━━ SUPPLIED RECORDS ━━
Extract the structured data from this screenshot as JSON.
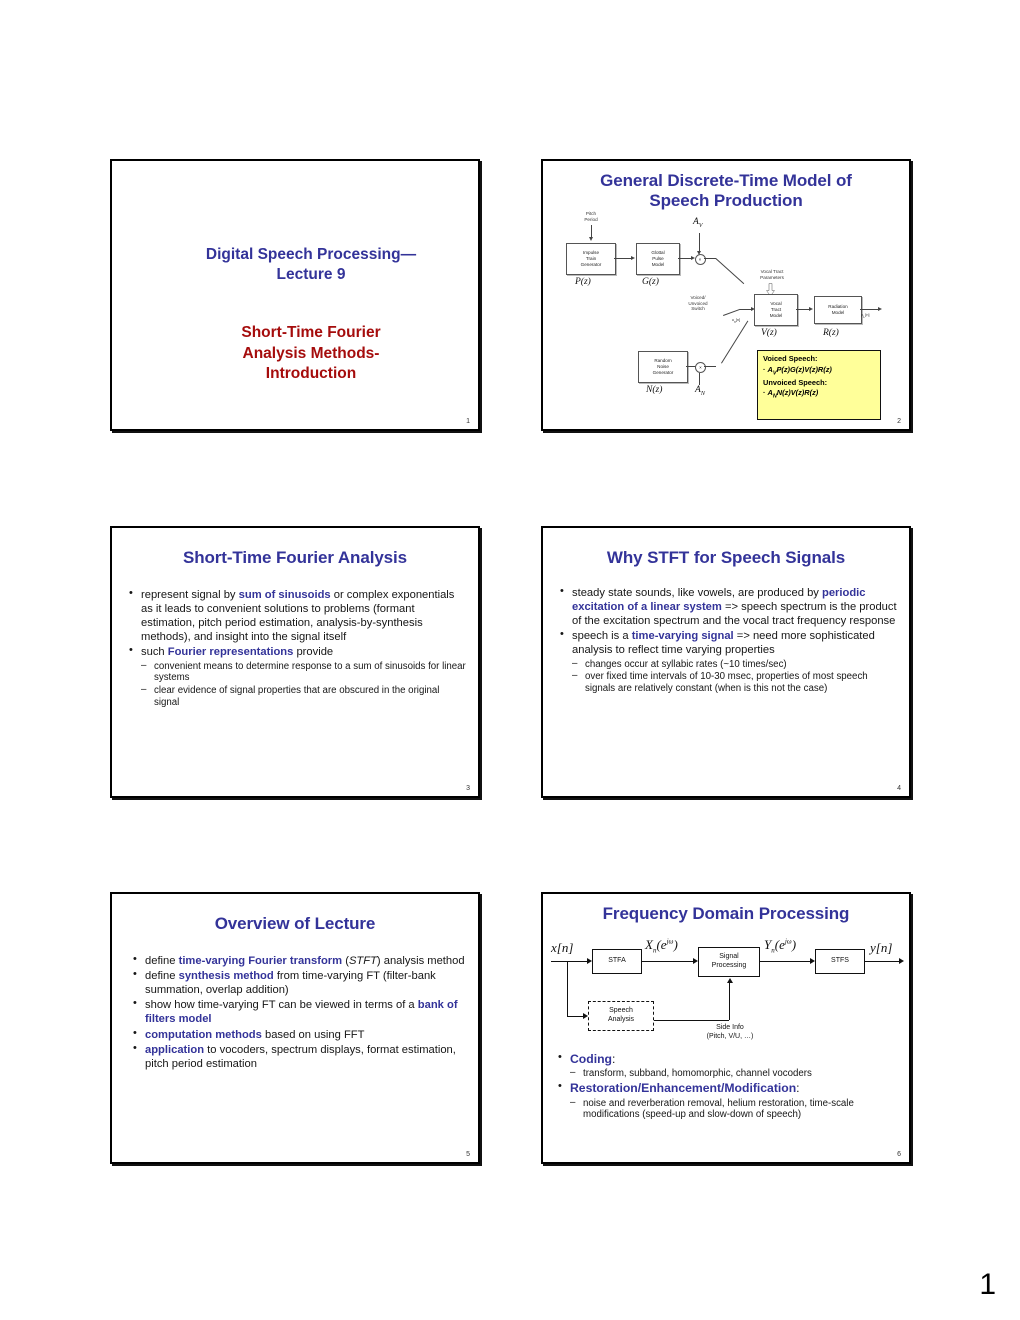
{
  "document": {
    "sheet_number": "1",
    "colors": {
      "title_blue": "#333399",
      "accent_red": "#A50C0C",
      "highlight_yellow": "#FFFF99"
    }
  },
  "slides": [
    {
      "number": "1",
      "title_blue": "Digital Speech Processing—\nLecture 9",
      "title_blue_line1": "Digital Speech Processing—",
      "title_blue_line2": "Lecture 9",
      "title_red_line1": "Short-Time Fourier",
      "title_red_line2": "Analysis Methods-",
      "title_red_line3": "Introduction"
    },
    {
      "number": "2",
      "title": "General Discrete-Time Model of Speech Production",
      "title_line1": "General Discrete-Time Model of",
      "title_line2": "Speech Production",
      "diagram": {
        "name": "speech-production-block-diagram",
        "labels": {
          "pitch_period": "Pitch\nPeriod",
          "impulse_train": "Impulse\nTrain\nGenerator",
          "glottal_pulse": "Glottal\nPulse\nModel",
          "vocal_tract_params": "Vocal Tract\nParameters",
          "vocal_tract_model": "Vocal\nTract\nModel",
          "radiation_model": "Radiation\nModel",
          "random_noise": "Random\nNoise\nGenerator",
          "switch": "Voiced/\nUnvoiced\nSwitch"
        },
        "math": {
          "p_z": "P(z)",
          "g_z": "G(z)",
          "v_z": "V(z)",
          "r_z": "R(z)",
          "n_z": "N(z)",
          "a_v": "A",
          "a_v_sub": "V",
          "a_n": "A",
          "a_n_sub": "N",
          "excitation": "u",
          "excitation_sub": "n",
          "excitation_idx": "[n]",
          "output": "p",
          "output_sub": "L",
          "output_idx": "[n]"
        }
      },
      "callout": {
        "voiced_heading": "Voiced Speech:",
        "voiced_eq_a": "A",
        "voiced_eq_sub": "V",
        "voiced_eq_rest": "P(z)G(z)V(z)R(z)",
        "unvoiced_heading": "Unvoiced Speech:",
        "unvoiced_eq_a": "A",
        "unvoiced_eq_sub": "N",
        "unvoiced_eq_rest": "N(z)V(z)R(z)",
        "bullet": "·"
      }
    },
    {
      "number": "3",
      "title": "Short-Time Fourier Analysis",
      "bullets": [
        {
          "pre": "represent signal by ",
          "bold": "sum of sinusoids",
          "post": " or complex exponentials as it leads to convenient solutions to problems (formant estimation, pitch period estimation, analysis-by-synthesis methods), and insight into the signal itself",
          "sub": []
        },
        {
          "pre": "such ",
          "bold": "Fourier representations",
          "post": " provide",
          "sub": [
            "convenient means to determine response to a sum of sinusoids for linear systems",
            "clear evidence of signal properties that are obscured in the original signal"
          ]
        }
      ]
    },
    {
      "number": "4",
      "title": "Why STFT for Speech Signals",
      "bullets": [
        {
          "pre": "steady state sounds, like vowels, are produced by ",
          "bold": "periodic excitation of a linear system",
          "post": " => speech spectrum is the product of the excitation spectrum and the vocal tract frequency response",
          "sub": []
        },
        {
          "pre": "speech is a ",
          "bold": "time-varying signal",
          "post": " => need more sophisticated analysis to reflect time varying properties",
          "sub": [
            "changes occur at syllabic rates (~10 times/sec)",
            "over fixed time intervals of 10-30 msec, properties of most speech signals are relatively constant (when is this not the case)"
          ]
        }
      ]
    },
    {
      "number": "5",
      "title": "Overview of Lecture",
      "bullets": [
        {
          "pre": "define ",
          "bold": "time-varying Fourier transform",
          "post_italic": "STFT",
          "post": " analysis method",
          "sub": []
        },
        {
          "pre": "define ",
          "bold": "synthesis method",
          "post": " from time-varying FT (filter-bank summation, overlap addition)",
          "sub": []
        },
        {
          "pre": "show how time-varying FT can be viewed in terms of a ",
          "bold": "bank of filters model",
          "post": "",
          "sub": []
        },
        {
          "pre": "",
          "bold": "computation methods",
          "post": " based on using FFT",
          "sub": []
        },
        {
          "pre": "",
          "bold": "application",
          "post": " to vocoders, spectrum displays, format estimation, pitch period estimation",
          "sub": []
        }
      ]
    },
    {
      "number": "6",
      "title": "Frequency Domain Processing",
      "diagram": {
        "name": "frequency-domain-processing-block-diagram",
        "input_signal": "x[n]",
        "output_signal": "y[n]",
        "blocks": [
          {
            "label": "STFA"
          },
          {
            "label": "Signal\nProcessing",
            "line1": "Signal",
            "line2": "Processing"
          },
          {
            "label": "STFS"
          },
          {
            "label": "Speech\nAnalysis",
            "line1": "Speech",
            "line2": "Analysis"
          }
        ],
        "signal_x": "X",
        "signal_x_sub": "n",
        "signal_y": "Y",
        "signal_y_sub": "n",
        "exp_term": "(e",
        "exp_sup": "jω",
        "exp_close": ")",
        "side_info_line1": "Side Info",
        "side_info_line2": "(Pitch, V/U, …)"
      },
      "bullets": [
        {
          "pre": "",
          "bold": "Coding",
          "post": ":",
          "sub": [
            "transform, subband, homomorphic, channel vocoders"
          ]
        },
        {
          "pre": "",
          "bold": "Restoration/Enhancement/Modification",
          "post": ":",
          "sub": [
            "noise and reverberation removal, helium restoration, time-scale modifications (speed-up and slow-down of speech)"
          ]
        }
      ]
    }
  ]
}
━━━
• **TASK STATEMENT**:
Reproduce every record word for word. The copy must contain no pictures.

• **EXERCISE OUTPUT**:
Extract the structured data from this screenshot as JSON.
{
  "document": {
    "sheet_number": "1",
    "colors": {
      "title_blue": "#333399",
      "accent_red": "#A50C0C",
      "highlight_yellow": "#FFFF99"
    }
  },
  "slides": [
    {
      "number": "1",
      "title_blue": "Digital Speech Processing—\nLecture 9",
      "title_blue_line1": "Digital Speech Processing—",
      "title_blue_line2": "Lecture 9",
      "title_red_line1": "Short-Time Fourier",
      "title_red_line2": "Analysis Methods-",
      "title_red_line3": "Introduction"
    },
    {
      "number": "2",
      "title": "General Discrete-Time Model of Speech Production",
      "title_line1": "General Discrete-Time Model of",
      "title_line2": "Speech Production",
      "diagram": {
        "name": "speech-production-block-diagram",
        "labels": {
          "pitch_period": "Pitch\nPeriod",
          "impulse_train": "Impulse\nTrain\nGenerator",
          "glottal_pulse": "Glottal\nPulse\nModel",
          "vocal_tract_params": "Vocal Tract\nParameters",
          "vocal_tract_model": "Vocal\nTract\nModel",
          "radiation_model": "Radiation\nModel",
          "random_noise": "Random\nNoise\nGenerator",
          "switch": "Voiced/\nUnvoiced\nSwitch"
        },
        "math": {
          "p_z": "P(z)",
          "g_z": "G(z)",
          "v_z": "V(z)",
          "r_z": "R(z)",
          "n_z": "N(z)",
          "a_v": "A",
          "a_v_sub": "V",
          "a_n": "A",
          "a_n_sub": "N",
          "excitation": "u",
          "excitation_sub": "n",
          "excitation_idx": "[n]",
          "output": "p",
          "output_sub": "L",
          "output_idx": "[n]"
        }
      },
      "callout": {
        "voiced_heading": "Voiced Speech:",
        "voiced_eq_a": "A",
        "voiced_eq_sub": "V",
        "voiced_eq_rest": "P(z)G(z)V(z)R(z)",
        "unvoiced_heading": "Unvoiced Speech:",
        "unvoiced_eq_a": "A",
        "unvoiced_eq_sub": "N",
        "unvoiced_eq_rest": "N(z)V(z)R(z)",
        "bullet": "·"
      }
    },
    {
      "number": "3",
      "title": "Short-Time Fourier Analysis",
      "bullets": [
        {
          "pre": "represent signal by ",
          "bold": "sum of sinusoids",
          "post": " or complex exponentials as it leads to convenient solutions to problems (formant estimation, pitch period estimation, analysis-by-synthesis methods), and insight into the signal itself",
          "sub": []
        },
        {
          "pre": "such ",
          "bold": "Fourier representations",
          "post": " provide",
          "sub": [
            "convenient means to determine response to a sum of sinusoids for linear systems",
            "clear evidence of signal properties that are obscured in the original signal"
          ]
        }
      ]
    },
    {
      "number": "4",
      "title": "Why STFT for Speech Signals",
      "bullets": [
        {
          "pre": "steady state sounds, like vowels, are produced by ",
          "bold": "periodic excitation of a linear system",
          "post": " => speech spectrum is the product of the excitation spectrum and the vocal tract frequency response",
          "sub": []
        },
        {
          "pre": "speech is a ",
          "bold": "time-varying signal",
          "post": " => need more sophisticated analysis to reflect time varying properties",
          "sub": [
            "changes occur at syllabic rates (~10 times/sec)",
            "over fixed time intervals of 10-30 msec, properties of most speech signals are relatively constant (when is this not the case)"
          ]
        }
      ]
    },
    {
      "number": "5",
      "title": "Overview of Lecture",
      "bullets": [
        {
          "pre": "define ",
          "bold": "time-varying Fourier transform",
          "post_italic": "STFT",
          "post": " analysis method",
          "sub": []
        },
        {
          "pre": "define ",
          "bold": "synthesis method",
          "post": " from time-varying FT (filter-bank summation, overlap addition)",
          "sub": []
        },
        {
          "pre": "show how time-varying FT can be viewed in terms of a ",
          "bold": "bank of filters model",
          "post": "",
          "sub": []
        },
        {
          "pre": "",
          "bold": "computation methods",
          "post": " based on using FFT",
          "sub": []
        },
        {
          "pre": "",
          "bold": "application",
          "post": " to vocoders, spectrum displays, format estimation, pitch period estimation",
          "sub": []
        }
      ]
    },
    {
      "number": "6",
      "title": "Frequency Domain Processing",
      "diagram": {
        "name": "frequency-domain-processing-block-diagram",
        "input_signal": "x[n]",
        "output_signal": "y[n]",
        "blocks": [
          {
            "label": "STFA"
          },
          {
            "label": "Signal\nProcessing",
            "line1": "Signal",
            "line2": "Processing"
          },
          {
            "label": "STFS"
          },
          {
            "label": "Speech\nAnalysis",
            "line1": "Speech",
            "line2": "Analysis"
          }
        ],
        "signal_x": "X",
        "signal_x_sub": "n",
        "signal_y": "Y",
        "signal_y_sub": "n",
        "exp_term": "(e",
        "exp_sup": "jω",
        "exp_close": ")",
        "side_info_line1": "Side Info",
        "side_info_line2": "(Pitch, V/U, …)"
      },
      "bullets": [
        {
          "pre": "",
          "bold": "Coding",
          "post": ":",
          "sub": [
            "transform, subband, homomorphic, channel vocoders"
          ]
        },
        {
          "pre": "",
          "bold": "Restoration/Enhancement/Modification",
          "post": ":",
          "sub": [
            "noise and reverberation removal, helium restoration, time-scale modifications (speed-up and slow-down of speech)"
          ]
        }
      ]
    }
  ]
}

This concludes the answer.